» **WHAT YOU NEED TO DO**
Quote the whole listing verbatim.

» **TASK DATA**
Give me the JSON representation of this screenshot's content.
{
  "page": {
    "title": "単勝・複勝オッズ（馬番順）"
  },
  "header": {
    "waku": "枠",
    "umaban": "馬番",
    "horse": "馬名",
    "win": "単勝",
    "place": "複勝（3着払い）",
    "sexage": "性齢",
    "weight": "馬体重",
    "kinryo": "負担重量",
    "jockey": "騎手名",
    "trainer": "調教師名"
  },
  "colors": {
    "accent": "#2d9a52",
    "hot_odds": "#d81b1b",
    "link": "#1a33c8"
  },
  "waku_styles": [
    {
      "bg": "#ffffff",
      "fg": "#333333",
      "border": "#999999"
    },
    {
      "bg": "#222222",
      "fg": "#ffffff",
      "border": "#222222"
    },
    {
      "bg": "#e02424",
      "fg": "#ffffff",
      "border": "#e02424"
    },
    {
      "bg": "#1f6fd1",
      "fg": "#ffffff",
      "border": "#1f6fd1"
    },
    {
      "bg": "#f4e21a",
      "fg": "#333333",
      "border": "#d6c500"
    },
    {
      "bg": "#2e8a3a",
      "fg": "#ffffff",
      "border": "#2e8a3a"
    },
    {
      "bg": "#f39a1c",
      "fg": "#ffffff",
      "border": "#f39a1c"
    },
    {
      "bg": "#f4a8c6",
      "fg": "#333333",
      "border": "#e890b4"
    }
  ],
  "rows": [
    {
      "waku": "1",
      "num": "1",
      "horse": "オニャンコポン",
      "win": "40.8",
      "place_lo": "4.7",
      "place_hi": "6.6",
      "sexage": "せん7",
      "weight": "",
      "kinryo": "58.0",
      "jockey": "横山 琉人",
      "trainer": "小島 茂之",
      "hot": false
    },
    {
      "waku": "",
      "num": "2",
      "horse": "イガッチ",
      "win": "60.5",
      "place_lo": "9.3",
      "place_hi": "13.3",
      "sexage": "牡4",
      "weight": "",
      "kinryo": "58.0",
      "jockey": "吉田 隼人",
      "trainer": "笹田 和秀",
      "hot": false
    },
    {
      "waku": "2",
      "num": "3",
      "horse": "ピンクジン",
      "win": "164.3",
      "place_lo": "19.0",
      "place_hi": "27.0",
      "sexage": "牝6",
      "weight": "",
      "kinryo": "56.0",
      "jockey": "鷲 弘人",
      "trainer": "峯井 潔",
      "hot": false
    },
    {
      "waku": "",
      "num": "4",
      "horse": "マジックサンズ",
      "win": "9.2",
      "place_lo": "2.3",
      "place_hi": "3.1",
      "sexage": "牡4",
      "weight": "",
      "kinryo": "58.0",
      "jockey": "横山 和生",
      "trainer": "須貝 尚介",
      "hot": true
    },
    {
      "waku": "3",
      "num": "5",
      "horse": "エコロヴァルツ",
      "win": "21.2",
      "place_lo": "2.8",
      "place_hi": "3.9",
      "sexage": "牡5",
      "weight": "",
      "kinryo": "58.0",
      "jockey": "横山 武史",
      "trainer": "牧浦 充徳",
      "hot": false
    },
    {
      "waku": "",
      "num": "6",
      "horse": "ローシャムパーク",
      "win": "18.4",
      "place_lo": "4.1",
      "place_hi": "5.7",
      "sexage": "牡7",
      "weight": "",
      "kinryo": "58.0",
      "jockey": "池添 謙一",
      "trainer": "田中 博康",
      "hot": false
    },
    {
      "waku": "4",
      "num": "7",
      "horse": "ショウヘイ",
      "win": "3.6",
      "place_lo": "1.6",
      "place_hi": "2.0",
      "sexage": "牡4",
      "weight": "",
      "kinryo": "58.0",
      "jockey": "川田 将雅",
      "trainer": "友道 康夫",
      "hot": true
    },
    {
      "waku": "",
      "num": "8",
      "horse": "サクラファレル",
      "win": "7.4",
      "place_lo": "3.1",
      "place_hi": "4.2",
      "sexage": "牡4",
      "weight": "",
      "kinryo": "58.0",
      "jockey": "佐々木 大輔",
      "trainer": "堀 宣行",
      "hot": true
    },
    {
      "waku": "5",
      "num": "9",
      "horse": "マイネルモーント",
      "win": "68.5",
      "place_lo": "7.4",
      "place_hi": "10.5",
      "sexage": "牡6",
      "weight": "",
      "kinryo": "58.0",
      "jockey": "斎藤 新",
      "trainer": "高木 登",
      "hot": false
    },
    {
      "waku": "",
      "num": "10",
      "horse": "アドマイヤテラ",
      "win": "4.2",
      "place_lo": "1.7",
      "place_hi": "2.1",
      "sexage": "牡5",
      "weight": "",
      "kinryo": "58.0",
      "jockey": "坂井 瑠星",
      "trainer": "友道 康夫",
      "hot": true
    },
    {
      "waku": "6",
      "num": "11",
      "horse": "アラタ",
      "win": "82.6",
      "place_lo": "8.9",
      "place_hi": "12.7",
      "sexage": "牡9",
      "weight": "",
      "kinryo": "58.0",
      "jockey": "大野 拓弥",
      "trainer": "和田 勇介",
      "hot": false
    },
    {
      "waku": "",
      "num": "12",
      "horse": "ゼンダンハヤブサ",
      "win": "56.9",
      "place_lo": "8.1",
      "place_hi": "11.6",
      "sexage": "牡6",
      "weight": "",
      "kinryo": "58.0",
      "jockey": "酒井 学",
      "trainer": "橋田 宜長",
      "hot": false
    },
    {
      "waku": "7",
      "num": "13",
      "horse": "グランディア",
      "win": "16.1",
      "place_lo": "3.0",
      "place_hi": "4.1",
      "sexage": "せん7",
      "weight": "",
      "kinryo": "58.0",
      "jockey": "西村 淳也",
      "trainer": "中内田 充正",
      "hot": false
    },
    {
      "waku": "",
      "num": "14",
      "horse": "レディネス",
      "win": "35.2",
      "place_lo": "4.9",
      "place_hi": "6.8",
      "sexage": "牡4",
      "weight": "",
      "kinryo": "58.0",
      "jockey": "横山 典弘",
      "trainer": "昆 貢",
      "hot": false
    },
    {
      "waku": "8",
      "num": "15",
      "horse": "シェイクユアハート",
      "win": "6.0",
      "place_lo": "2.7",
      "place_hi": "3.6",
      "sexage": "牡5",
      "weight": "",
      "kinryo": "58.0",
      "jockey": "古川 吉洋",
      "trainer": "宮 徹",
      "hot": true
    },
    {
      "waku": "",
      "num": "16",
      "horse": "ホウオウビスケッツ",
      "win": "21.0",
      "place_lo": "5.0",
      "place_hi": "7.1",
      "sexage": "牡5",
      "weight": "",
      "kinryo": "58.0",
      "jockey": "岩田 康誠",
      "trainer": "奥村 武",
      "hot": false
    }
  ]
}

» **ANSWER BELOW**
Give me the JSON representation of this screenshot's content.
{
  "page": {
    "title": "単勝・複勝オッズ（馬番順）"
  },
  "header": {
    "waku": "枠",
    "umaban": "馬番",
    "horse": "馬名",
    "win": "単勝",
    "place": "複勝（3着払い）",
    "sexage": "性齢",
    "weight": "馬体重",
    "kinryo": "負担重量",
    "jockey": "騎手名",
    "trainer": "調教師名"
  },
  "colors": {
    "accent": "#2d9a52",
    "hot_odds": "#d81b1b",
    "link": "#1a33c8"
  },
  "waku_styles": [
    {
      "bg": "#ffffff",
      "fg": "#333333",
      "border": "#999999"
    },
    {
      "bg": "#222222",
      "fg": "#ffffff",
      "border": "#222222"
    },
    {
      "bg": "#e02424",
      "fg": "#ffffff",
      "border": "#e02424"
    },
    {
      "bg": "#1f6fd1",
      "fg": "#ffffff",
      "border": "#1f6fd1"
    },
    {
      "bg": "#f4e21a",
      "fg": "#333333",
      "border": "#d6c500"
    },
    {
      "bg": "#2e8a3a",
      "fg": "#ffffff",
      "border": "#2e8a3a"
    },
    {
      "bg": "#f39a1c",
      "fg": "#ffffff",
      "border": "#f39a1c"
    },
    {
      "bg": "#f4a8c6",
      "fg": "#333333",
      "border": "#e890b4"
    }
  ],
  "rows": [
    {
      "waku": "1",
      "num": "1",
      "horse": "オニャンコポン",
      "win": "40.8",
      "place_lo": "4.7",
      "place_hi": "6.6",
      "sexage": "せん7",
      "weight": "",
      "kinryo": "58.0",
      "jockey": "横山 琉人",
      "trainer": "小島 茂之",
      "hot": false
    },
    {
      "waku": "",
      "num": "2",
      "horse": "イガッチ",
      "win": "60.5",
      "place_lo": "9.3",
      "place_hi": "13.3",
      "sexage": "牡4",
      "weight": "",
      "kinryo": "58.0",
      "jockey": "吉田 隼人",
      "trainer": "笹田 和秀",
      "hot": false
    },
    {
      "waku": "2",
      "num": "3",
      "horse": "ピンクジン",
      "win": "164.3",
      "place_lo": "19.0",
      "place_hi": "27.0",
      "sexage": "牝6",
      "weight": "",
      "kinryo": "56.0",
      "jockey": "鷲 弘人",
      "trainer": "峯井 潔",
      "hot": false
    },
    {
      "waku": "",
      "num": "4",
      "horse": "マジックサンズ",
      "win": "9.2",
      "place_lo": "2.3",
      "place_hi": "3.1",
      "sexage": "牡4",
      "weight": "",
      "kinryo": "58.0",
      "jockey": "横山 和生",
      "trainer": "須貝 尚介",
      "hot": true
    },
    {
      "waku": "3",
      "num": "5",
      "horse": "エコロヴァルツ",
      "win": "21.2",
      "place_lo": "2.8",
      "place_hi": "3.9",
      "sexage": "牡5",
      "weight": "",
      "kinryo": "58.0",
      "jockey": "横山 武史",
      "trainer": "牧浦 充徳",
      "hot": false
    },
    {
      "waku": "",
      "num": "6",
      "horse": "ローシャムパーク",
      "win": "18.4",
      "place_lo": "4.1",
      "place_hi": "5.7",
      "sexage": "牡7",
      "weight": "",
      "kinryo": "58.0",
      "jockey": "池添 謙一",
      "trainer": "田中 博康",
      "hot": false
    },
    {
      "waku": "4",
      "num": "7",
      "horse": "ショウヘイ",
      "win": "3.6",
      "place_lo": "1.6",
      "place_hi": "2.0",
      "sexage": "牡4",
      "weight": "",
      "kinryo": "58.0",
      "jockey": "川田 将雅",
      "trainer": "友道 康夫",
      "hot": true
    },
    {
      "waku": "",
      "num": "8",
      "horse": "サクラファレル",
      "win": "7.4",
      "place_lo": "3.1",
      "place_hi": "4.2",
      "sexage": "牡4",
      "weight": "",
      "kinryo": "58.0",
      "jockey": "佐々木 大輔",
      "trainer": "堀 宣行",
      "hot": true
    },
    {
      "waku": "5",
      "num": "9",
      "horse": "マイネルモーント",
      "win": "68.5",
      "place_lo": "7.4",
      "place_hi": "10.5",
      "sexage": "牡6",
      "weight": "",
      "kinryo": "58.0",
      "jockey": "斎藤 新",
      "trainer": "高木 登",
      "hot": false
    },
    {
      "waku": "",
      "num": "10",
      "horse": "アドマイヤテラ",
      "win": "4.2",
      "place_lo": "1.7",
      "place_hi": "2.1",
      "sexage": "牡5",
      "weight": "",
      "kinryo": "58.0",
      "jockey": "坂井 瑠星",
      "trainer": "友道 康夫",
      "hot": true
    },
    {
      "waku": "6",
      "num": "11",
      "horse": "アラタ",
      "win": "82.6",
      "place_lo": "8.9",
      "place_hi": "12.7",
      "sexage": "牡9",
      "weight": "",
      "kinryo": "58.0",
      "jockey": "大野 拓弥",
      "trainer": "和田 勇介",
      "hot": false
    },
    {
      "waku": "",
      "num": "12",
      "horse": "ゼンダンハヤブサ",
      "win": "56.9",
      "place_lo": "8.1",
      "place_hi": "11.6",
      "sexage": "牡6",
      "weight": "",
      "kinryo": "58.0",
      "jockey": "酒井 学",
      "trainer": "橋田 宜長",
      "hot": false
    },
    {
      "waku": "7",
      "num": "13",
      "horse": "グランディア",
      "win": "16.1",
      "place_lo": "3.0",
      "place_hi": "4.1",
      "sexage": "せん7",
      "weight": "",
      "kinryo": "58.0",
      "jockey": "西村 淳也",
      "trainer": "中内田 充正",
      "hot": false
    },
    {
      "waku": "",
      "num": "14",
      "horse": "レディネス",
      "win": "35.2",
      "place_lo": "4.9",
      "place_hi": "6.8",
      "sexage": "牡4",
      "weight": "",
      "kinryo": "58.0",
      "jockey": "横山 典弘",
      "trainer": "昆 貢",
      "hot": false
    },
    {
      "waku": "8",
      "num": "15",
      "horse": "シェイクユアハート",
      "win": "6.0",
      "place_lo": "2.7",
      "place_hi": "3.6",
      "sexage": "牡5",
      "weight": "",
      "kinryo": "58.0",
      "jockey": "古川 吉洋",
      "trainer": "宮 徹",
      "hot": true
    },
    {
      "waku": "",
      "num": "16",
      "horse": "ホウオウビスケッツ",
      "win": "21.0",
      "place_lo": "5.0",
      "place_hi": "7.1",
      "sexage": "牡5",
      "weight": "",
      "kinryo": "58.0",
      "jockey": "岩田 康誠",
      "trainer": "奥村 武",
      "hot": false
    }
  ]
}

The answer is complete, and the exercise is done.